Task statement:
What is the number of lines in the data that hold the string "chuồng"? Reply with that number only.

Records supplied:
════
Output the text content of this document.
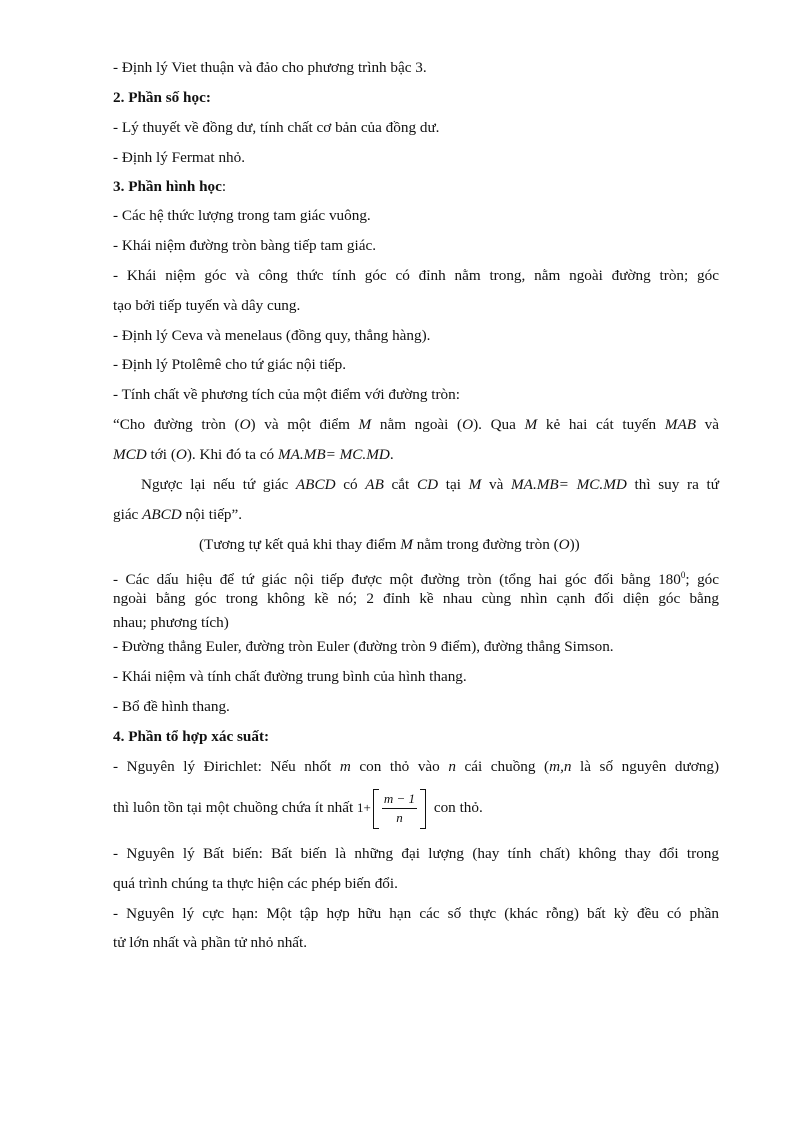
- Định lý Viet thuận và đảo cho phương trình bậc 3.
2. Phần số học:
- Lý thuyết về đồng dư, tính chất cơ bản của đồng dư.
- Định lý Fermat nhỏ.
3. Phần hình học:
- Các hệ thức lượng trong tam giác vuông.
- Khái niệm đường tròn bàng tiếp tam giác.
- Khái niệm góc và công thức tính góc có đỉnh nằm trong, nằm ngoài đường tròn; góc
tạo bởi tiếp tuyến và dây cung.
- Định lý Ceva và menelaus (đồng quy, thẳng hàng).
- Định lý Ptolêmê cho tứ giác nội tiếp.
- Tính chất về phương tích của một điểm với đường tròn:
“Cho đường tròn (O) và một điểm M nằm ngoài (O). Qua M kẻ hai cát tuyến MAB và
MCD tới (O). Khi đó ta có MA.MB= MC.MD.
Ngược lại nếu tứ giác ABCD có AB cắt CD tại M và MA.MB= MC.MD thì suy ra tứ
giác ABCD nội tiếp”.
(Tương tự kết quả khi thay điểm M nằm trong đường tròn (O))
- Các dấu hiệu để tứ giác nội tiếp được một đường tròn (tổng hai góc đối bằng $180^0$; góc
ngoài bằng góc trong không kề nó; 2 đỉnh kề nhau cùng nhìn cạnh đối diện góc bằng
nhau; phương tích)
- Đường thẳng Euler, đường tròn Euler (đường tròn 9 điểm), đường thẳng Simson.
- Khái niệm và tính chất đường trung bình của hình thang.
- Bổ đề hình thang.
4. Phần tổ hợp xác suất:
- Nguyên lý Đirichlet: Nếu nhốt m con thỏ vào n cái chuồng (m,n là số nguyên dương)
thì luôn tồn tại một chuồng chứa ít nhất $1+ \frac{m - 1}{n}$ con thỏ.
- Nguyên lý Bất biến: Bất biến là những đại lượng (hay tính chất) không thay đổi trong
quá trình chúng ta thực hiện các phép biến đổi.
- Nguyên lý cực hạn: Một tập hợp hữu hạn các số thực (khác rỗng) bất kỳ đều có phần
tử lớn nhất và phần tử nhỏ nhất.
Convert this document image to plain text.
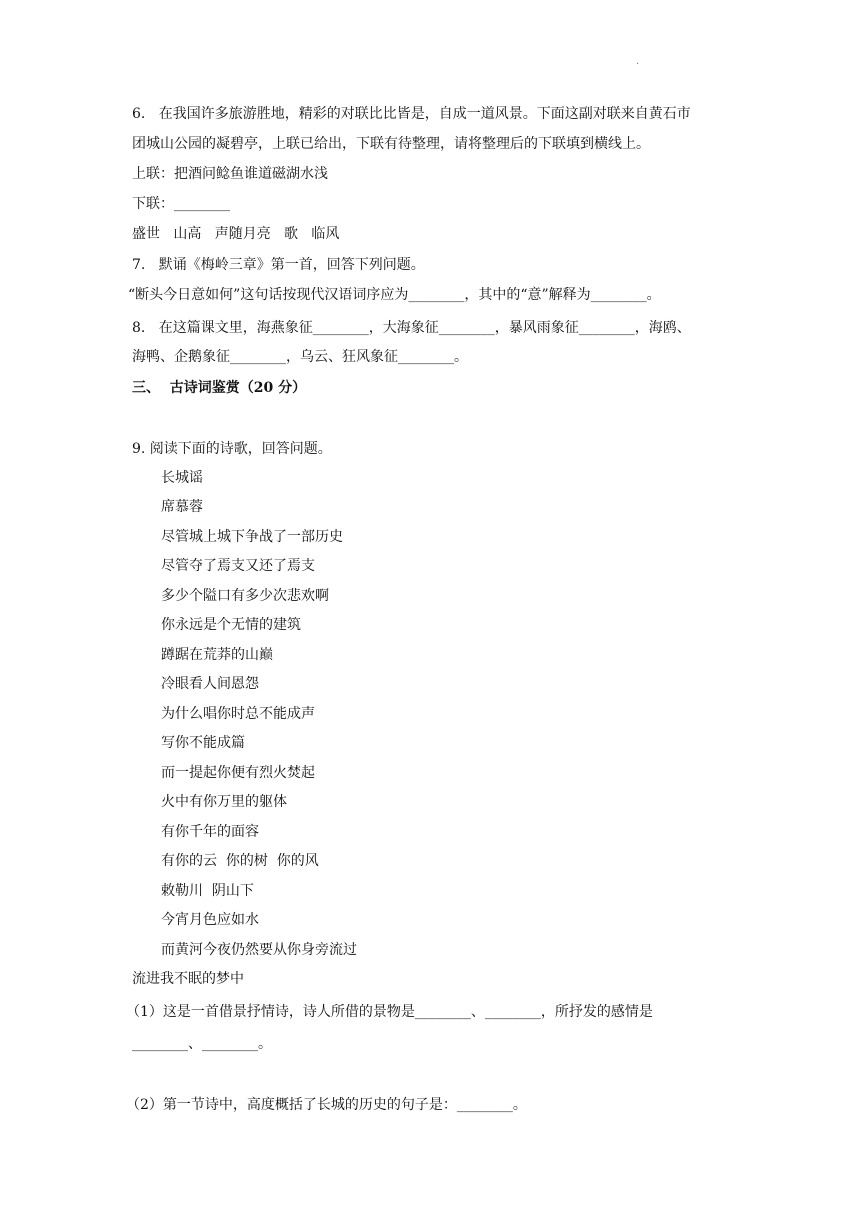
.
6.   在我国许多旅游胜地，精彩的对联比比皆是，自成一道风景。下面这副对联来自黄石市
团城山公园的凝碧亭，上联已给出，下联有待整理，请将整理后的下联填到横线上。
上联：把酒问鲶鱼谁道磁湖水浅
下联：________
盛世   山高   声随月亮   歌   临风
7.   默诵《梅岭三章》第一首，回答下列问题。
“断头今日意如何”这句话按现代汉语词序应为________，其中的“意”解释为________。
8.   在这篇课文里，海燕象征________，大海象征________，暴风雨象征________，海鸥、
海鸭、企鹅象征________，乌云、狂风象征________。
三、  古诗词鉴赏（20 分）
9. 阅读下面的诗歌，回答问题。
长城谣
席慕蓉
尽管城上城下争战了一部历史
尽管夺了焉支又还了焉支
多少个隘口有多少次悲欢啊
你永远是个无情的建筑
蹲踞在荒莽的山巅
冷眼看人间恩怨
为什么唱你时总不能成声
写你不能成篇
而一提起你便有烈火焚起
火中有你万里的躯体
有你千年的面容
有你的云  你的树  你的风
敕勒川  阴山下
今宵月色应如水
而黄河今夜仍然要从你身旁流过
流进我不眠的梦中
（1）这是一首借景抒情诗，诗人所借的景物是________、________，所抒发的感情是
________、________。
（2）第一节诗中，高度概括了长城的历史的句子是：________。
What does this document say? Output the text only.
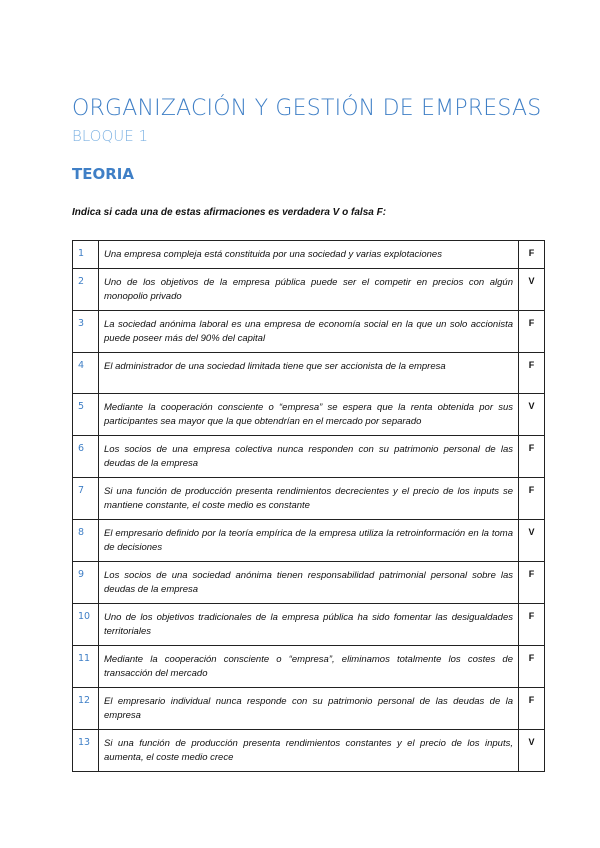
ORGANIZACIÓN Y GESTIÓN DE EMPRESAS
BLOQUE 1
TEORIA

Indica si cada una de estas afirmaciones es verdadera V o falsa F:

1	Una empresa compleja está constituida por una sociedad y varias explotaciones	F
2	Uno de los objetivos de la empresa pública puede ser el competir en precios con algún monopolio privado	V
3	La sociedad anónima laboral es una empresa de economía social en la que un solo accionista puede poseer más del 90% del capital	F
4	El administrador de una sociedad limitada tiene que ser accionista de la empresa	F
5	Mediante la cooperación consciente o “empresa” se espera que la renta obtenida por sus participantes sea mayor que la que obtendrían en el mercado por separado	V
6	Los socios de una empresa colectiva nunca responden con su patrimonio personal de las deudas de la empresa	F
7	Si una función de producción presenta rendimientos decrecientes y el precio de los inputs se mantiene constante, el coste medio es constante	F
8	El empresario definido por la teoría empírica de la empresa utiliza la retroinformación en la toma de decisiones	V
9	Los socios de una sociedad anónima tienen responsabilidad patrimonial personal sobre las deudas de la empresa	F
10	Uno de los objetivos tradicionales de la empresa pública ha sido fomentar las desigualdades territoriales	F
11	Mediante la cooperación consciente o “empresa”, eliminamos totalmente los costes de transacción del mercado	F
12	El empresario individual nunca responde con su patrimonio personal de las deudas de la empresa	F
13	Si una función de producción presenta rendimientos constantes y el precio de los inputs, aumenta, el coste medio crece	V
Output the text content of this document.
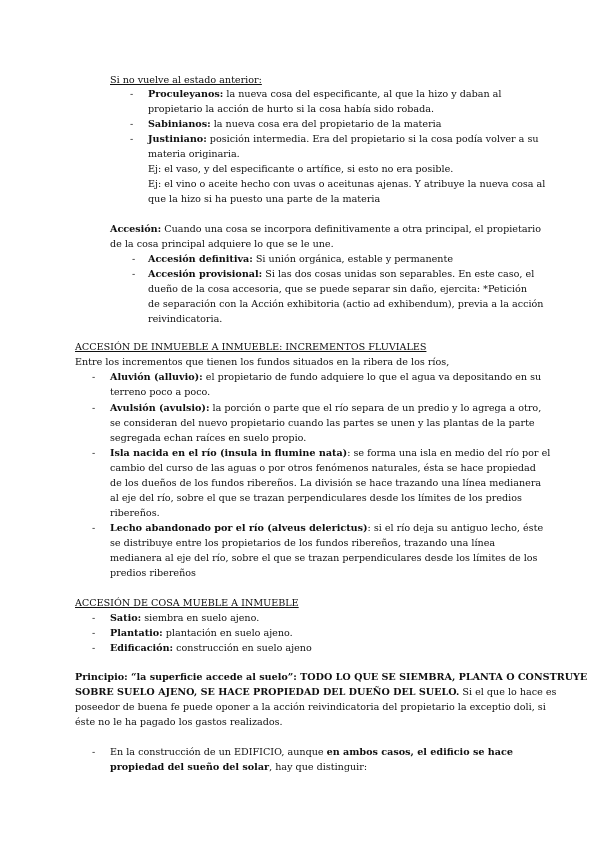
Si no vuelve al estado anterior:
-	Proculeyanos: la nueva cosa del especificante, al que la hizo y daban al
propietario la acción de hurto si la cosa había sido robada.
-	Sabinianos: la nueva cosa era del propietario de la materia
-	Justiniano: posición intermedia. Era del propietario si la cosa podía volver a su
materia originaria.
Ej: el vaso, y del especificante o artífice, si esto no era posible.
Ej: el vino o aceite hecho con uvas o aceitunas ajenas. Y atribuye la nueva cosa al
que la hizo si ha puesto una parte de la materia
Accesión: Cuando una cosa se incorpora definitivamente a otra principal, el propietario
de la cosa principal adquiere lo que se le une.
-	Accesión definitiva: Si unión orgánica, estable y permanente
-	Accesión provisional: Si las dos cosas unidas son separables. En este caso, el
dueño de la cosa accesoria, que se puede separar sin daño, ejercita: *Petición
de separación con la Acción exhibitoria (actio ad exhibendum), previa a la acción
reivindicatoria.
ACCESIÓN DE INMUEBLE A INMUEBLE: INCREMENTOS FLUVIALES
Entre los incrementos que tienen los fundos situados en la ribera de los ríos,
-	Aluvión (alluvio): el propietario de fundo adquiere lo que el agua va depositando en su
terreno poco a poco.
-	Avulsión (avulsio): la porción o parte que el río separa de un predio y lo agrega a otro,
se consideran del nuevo propietario cuando las partes se unen y las plantas de la parte
segregada echan raíces en suelo propio.
-	Isla nacida en el río (insula in flumine nata): se forma una isla en medio del río por el
cambio del curso de las aguas o por otros fenómenos naturales, ésta se hace propiedad
de los dueños de los fundos ribereños. La división se hace trazando una línea medianera
al eje del río, sobre el que se trazan perpendiculares desde los límites de los predios
ribereños.
-	Lecho abandonado por el río (alveus delerictus): si el río deja su antiguo lecho, éste
se distribuye entre los propietarios de los fundos ribereños, trazando una línea
medianera al eje del río, sobre el que se trazan perpendiculares desde los límites de los
predios ribereños
ACCESIÓN DE COSA MUEBLE A INMUEBLE
-	Satio: siembra en suelo ajeno.
-	Plantatio: plantación en suelo ajeno.
-	Edificación: construcción en suelo ajeno
Principio: “la superficie accede al suelo”: TODO LO QUE SE SIEMBRA, PLANTA O CONSTRUYE
SOBRE SUELO AJENO, SE HACE PROPIEDAD DEL DUEÑO DEL SUELO. Si el que lo hace es
poseedor de buena fe puede oponer a la acción reivindicatoria del propietario la exceptio doli, si
éste no le ha pagado los gastos realizados.
-	En la construcción de un EDIFICIO, aunque en ambos casos, el edificio se hace
propiedad del sueño del solar, hay que distinguir:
════
Result of the exercise:
2